__Set exercise__.
Your task is to copy the listing exactly, with the pictures left out.

__Material supplied__.
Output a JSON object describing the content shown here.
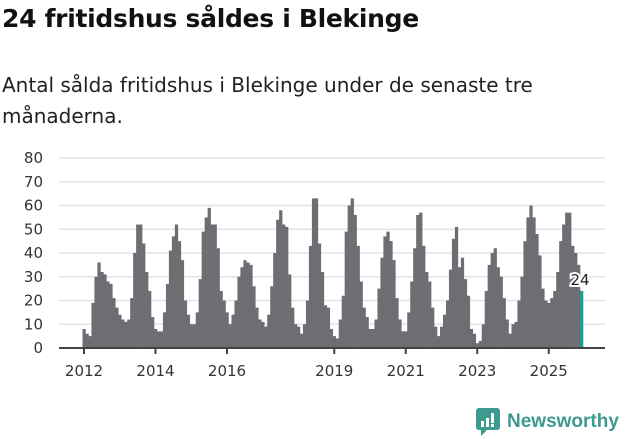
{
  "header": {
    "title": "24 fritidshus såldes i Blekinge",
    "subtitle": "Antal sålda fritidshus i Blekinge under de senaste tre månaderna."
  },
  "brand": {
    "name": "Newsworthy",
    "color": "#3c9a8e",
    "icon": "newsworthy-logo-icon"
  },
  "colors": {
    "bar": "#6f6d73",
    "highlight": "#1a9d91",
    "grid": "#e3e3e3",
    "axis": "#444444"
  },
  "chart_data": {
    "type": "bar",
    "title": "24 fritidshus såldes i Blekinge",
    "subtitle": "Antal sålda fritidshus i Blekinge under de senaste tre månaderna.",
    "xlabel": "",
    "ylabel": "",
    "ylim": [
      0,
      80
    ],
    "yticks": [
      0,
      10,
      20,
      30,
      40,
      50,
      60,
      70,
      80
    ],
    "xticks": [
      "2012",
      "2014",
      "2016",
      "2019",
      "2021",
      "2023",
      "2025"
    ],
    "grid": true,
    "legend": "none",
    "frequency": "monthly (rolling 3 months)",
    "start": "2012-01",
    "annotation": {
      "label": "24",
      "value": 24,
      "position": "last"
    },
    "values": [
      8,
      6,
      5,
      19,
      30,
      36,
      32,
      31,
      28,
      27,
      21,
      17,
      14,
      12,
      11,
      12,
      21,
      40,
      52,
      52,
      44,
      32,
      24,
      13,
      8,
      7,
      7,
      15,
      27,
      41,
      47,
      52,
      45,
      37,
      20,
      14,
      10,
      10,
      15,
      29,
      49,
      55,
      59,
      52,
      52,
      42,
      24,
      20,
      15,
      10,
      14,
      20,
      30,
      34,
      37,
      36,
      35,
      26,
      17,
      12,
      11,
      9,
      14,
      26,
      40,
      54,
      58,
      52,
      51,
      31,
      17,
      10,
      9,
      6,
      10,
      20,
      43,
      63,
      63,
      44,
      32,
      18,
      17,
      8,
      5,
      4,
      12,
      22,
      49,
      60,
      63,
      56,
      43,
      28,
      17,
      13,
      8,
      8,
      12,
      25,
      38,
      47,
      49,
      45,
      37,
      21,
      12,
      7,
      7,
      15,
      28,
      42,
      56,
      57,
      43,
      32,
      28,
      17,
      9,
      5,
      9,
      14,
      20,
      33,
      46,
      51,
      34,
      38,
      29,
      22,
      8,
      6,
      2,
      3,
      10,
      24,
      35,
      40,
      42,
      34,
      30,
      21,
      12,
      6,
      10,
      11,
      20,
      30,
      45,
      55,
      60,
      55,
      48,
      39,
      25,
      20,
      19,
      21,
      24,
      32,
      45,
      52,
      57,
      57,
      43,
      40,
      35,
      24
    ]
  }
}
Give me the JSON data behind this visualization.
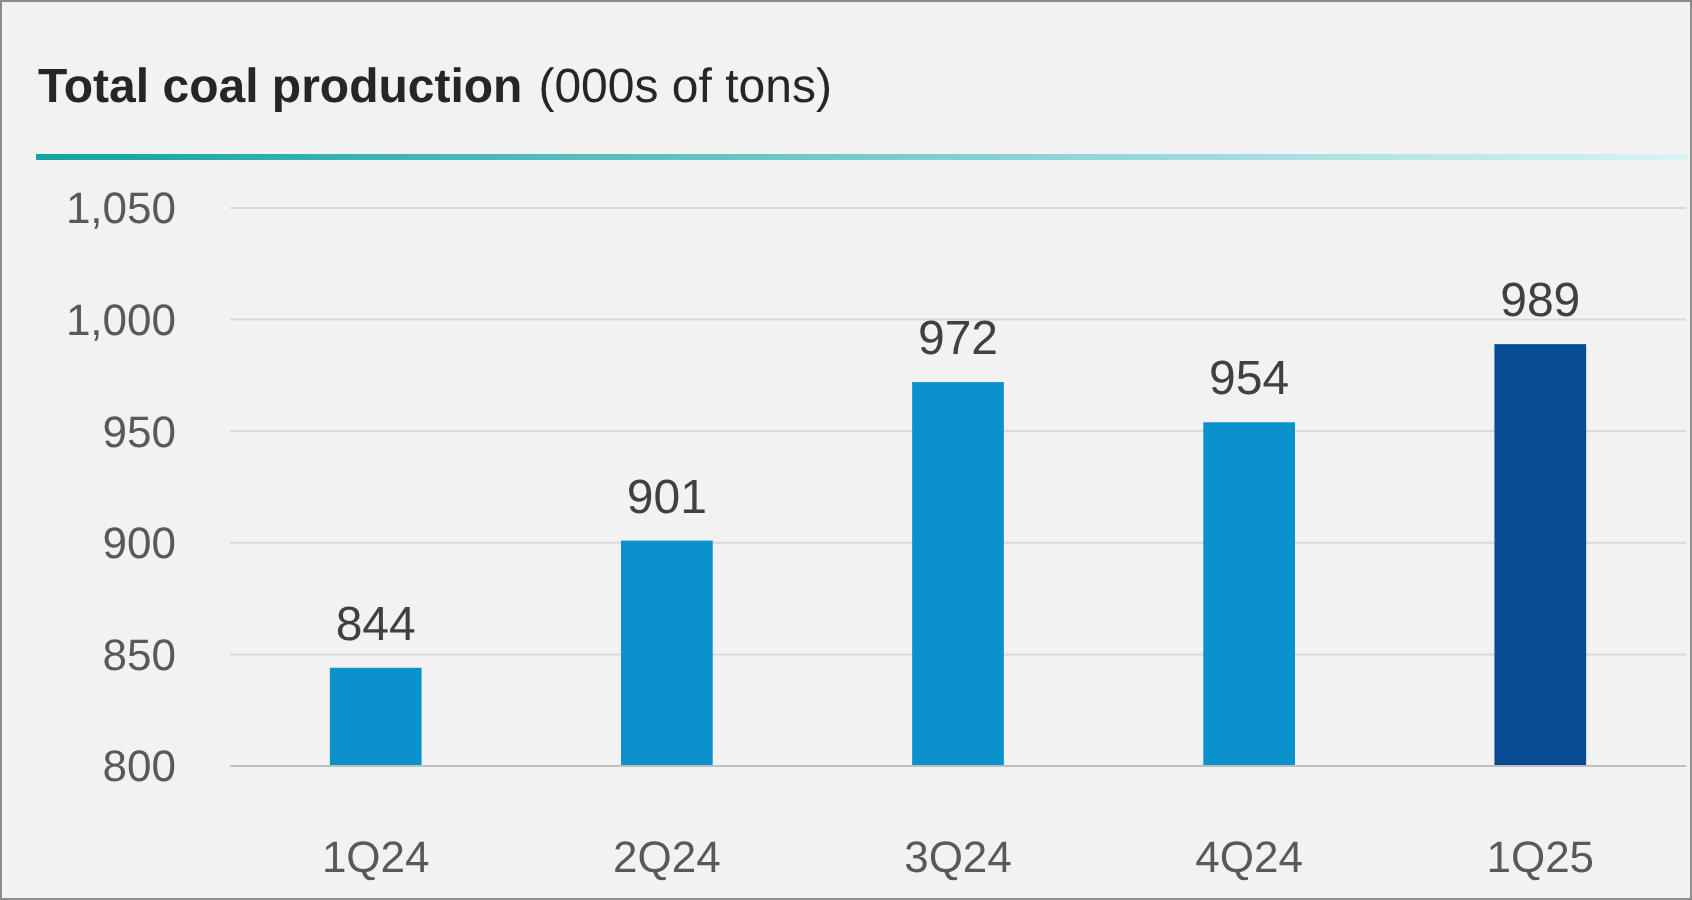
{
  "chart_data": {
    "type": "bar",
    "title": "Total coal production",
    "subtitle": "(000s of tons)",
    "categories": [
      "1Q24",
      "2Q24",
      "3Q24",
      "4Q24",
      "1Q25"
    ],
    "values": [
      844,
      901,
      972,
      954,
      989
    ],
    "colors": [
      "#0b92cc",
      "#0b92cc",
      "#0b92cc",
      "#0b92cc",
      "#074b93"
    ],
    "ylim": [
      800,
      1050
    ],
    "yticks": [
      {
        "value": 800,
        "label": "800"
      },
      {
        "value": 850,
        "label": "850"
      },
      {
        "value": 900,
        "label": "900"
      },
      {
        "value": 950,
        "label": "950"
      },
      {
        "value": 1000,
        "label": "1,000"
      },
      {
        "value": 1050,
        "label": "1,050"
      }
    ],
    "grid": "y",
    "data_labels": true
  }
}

__Correct response__.
Output a JSON object describing the content shown here.
{
  "header": {
    "title": "24 fritidshus såldes i Blekinge",
    "subtitle": "Antal sålda fritidshus i Blekinge under de senaste tre månaderna."
  },
  "brand": {
    "name": "Newsworthy",
    "color": "#3c9a8e",
    "icon": "newsworthy-logo-icon"
  },
  "colors": {
    "bar": "#6f6d73",
    "highlight": "#1a9d91",
    "grid": "#e3e3e3",
    "axis": "#444444"
  },
  "chart_data": {
    "type": "bar",
    "title": "24 fritidshus såldes i Blekinge",
    "subtitle": "Antal sålda fritidshus i Blekinge under de senaste tre månaderna.",
    "xlabel": "",
    "ylabel": "",
    "ylim": [
      0,
      80
    ],
    "yticks": [
      0,
      10,
      20,
      30,
      40,
      50,
      60,
      70,
      80
    ],
    "xticks": [
      "2012",
      "2014",
      "2016",
      "2019",
      "2021",
      "2023",
      "2025"
    ],
    "grid": true,
    "legend": "none",
    "frequency": "monthly (rolling 3 months)",
    "start": "2012-01",
    "annotation": {
      "label": "24",
      "value": 24,
      "position": "last"
    },
    "values": [
      8,
      6,
      5,
      19,
      30,
      36,
      32,
      31,
      28,
      27,
      21,
      17,
      14,
      12,
      11,
      12,
      21,
      40,
      52,
      52,
      44,
      32,
      24,
      13,
      8,
      7,
      7,
      15,
      27,
      41,
      47,
      52,
      45,
      37,
      20,
      14,
      10,
      10,
      15,
      29,
      49,
      55,
      59,
      52,
      52,
      42,
      24,
      20,
      15,
      10,
      14,
      20,
      30,
      34,
      37,
      36,
      35,
      26,
      17,
      12,
      11,
      9,
      14,
      26,
      40,
      54,
      58,
      52,
      51,
      31,
      17,
      10,
      9,
      6,
      10,
      20,
      43,
      63,
      63,
      44,
      32,
      18,
      17,
      8,
      5,
      4,
      12,
      22,
      49,
      60,
      63,
      56,
      43,
      28,
      17,
      13,
      8,
      8,
      12,
      25,
      38,
      47,
      49,
      45,
      37,
      21,
      12,
      7,
      7,
      15,
      28,
      42,
      56,
      57,
      43,
      32,
      28,
      17,
      9,
      5,
      9,
      14,
      20,
      33,
      46,
      51,
      34,
      38,
      29,
      22,
      8,
      6,
      2,
      3,
      10,
      24,
      35,
      40,
      42,
      34,
      30,
      21,
      12,
      6,
      10,
      11,
      20,
      30,
      45,
      55,
      60,
      55,
      48,
      39,
      25,
      20,
      19,
      21,
      24,
      32,
      45,
      52,
      57,
      57,
      43,
      40,
      35,
      24
    ]
  }
}
Give me the JSON data behind this visualization.
{
  "chart_data": {
    "type": "bar",
    "title": "Total coal production",
    "subtitle": "(000s of tons)",
    "categories": [
      "1Q24",
      "2Q24",
      "3Q24",
      "4Q24",
      "1Q25"
    ],
    "values": [
      844,
      901,
      972,
      954,
      989
    ],
    "colors": [
      "#0b92cc",
      "#0b92cc",
      "#0b92cc",
      "#0b92cc",
      "#074b93"
    ],
    "ylim": [
      800,
      1050
    ],
    "yticks": [
      {
        "value": 800,
        "label": "800"
      },
      {
        "value": 850,
        "label": "850"
      },
      {
        "value": 900,
        "label": "900"
      },
      {
        "value": 950,
        "label": "950"
      },
      {
        "value": 1000,
        "label": "1,000"
      },
      {
        "value": 1050,
        "label": "1,050"
      }
    ],
    "grid": "y",
    "data_labels": true
  }
}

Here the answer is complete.